↓↓↓
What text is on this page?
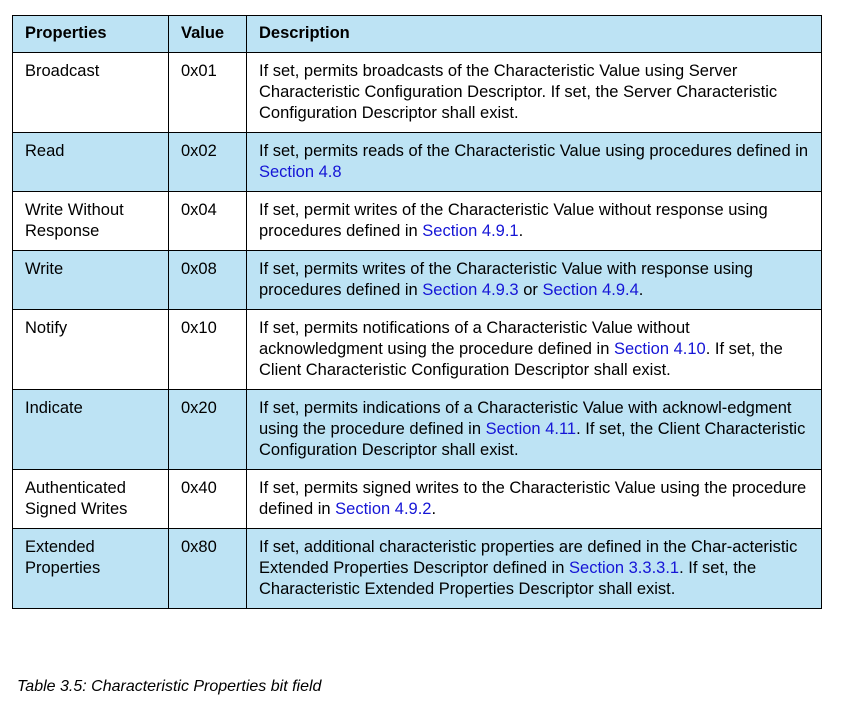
Properties	Value	Description
Broadcast	0x01	If set, permits broadcasts of the Characteristic Value using Server Characteristic Configuration Descriptor. If set, the Server Characteristic Configuration Descriptor shall exist.
Read	0x02	If set, permits reads of the Characteristic Value using procedures defined in Section 4.8
Write Without Response	0x04	If set, permit writes of the Characteristic Value without response using procedures defined in Section 4.9.1.
Write	0x08	If set, permits writes of the Characteristic Value with response using procedures defined in Section 4.9.3 or Section 4.9.4.
Notify	0x10	If set, permits notifications of a Characteristic Value without acknowledgment using the procedure defined in Section 4.10. If set, the Client Characteristic Configuration Descriptor shall exist.
Indicate	0x20	If set, permits indications of a Characteristic Value with acknowl-edgment using the procedure defined in Section 4.11. If set, the Client Characteristic Configuration Descriptor shall exist.
Authenticated Signed Writes	0x40	If set, permits signed writes to the Characteristic Value using the procedure defined in Section 4.9.2.
Extended Properties	0x80	If set, additional characteristic properties are defined in the Char-acteristic Extended Properties Descriptor defined in Section 3.3.3.1. If set, the Characteristic Extended Properties Descriptor shall exist.
Table 3.5: Characteristic Properties bit field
↑↑↑
Wherever a line in the data above holds "response", copy that line.

--- PROBLEM SOLUTION ---
Write Without Response	0x04	If set, permit writes of the Characteristic Value without response using procedures defined in Section 4.9.1.
Write	0x08	If set, permits writes of the Characteristic Value with response using procedures defined in Section 4.9.3 or Section 4.9.4.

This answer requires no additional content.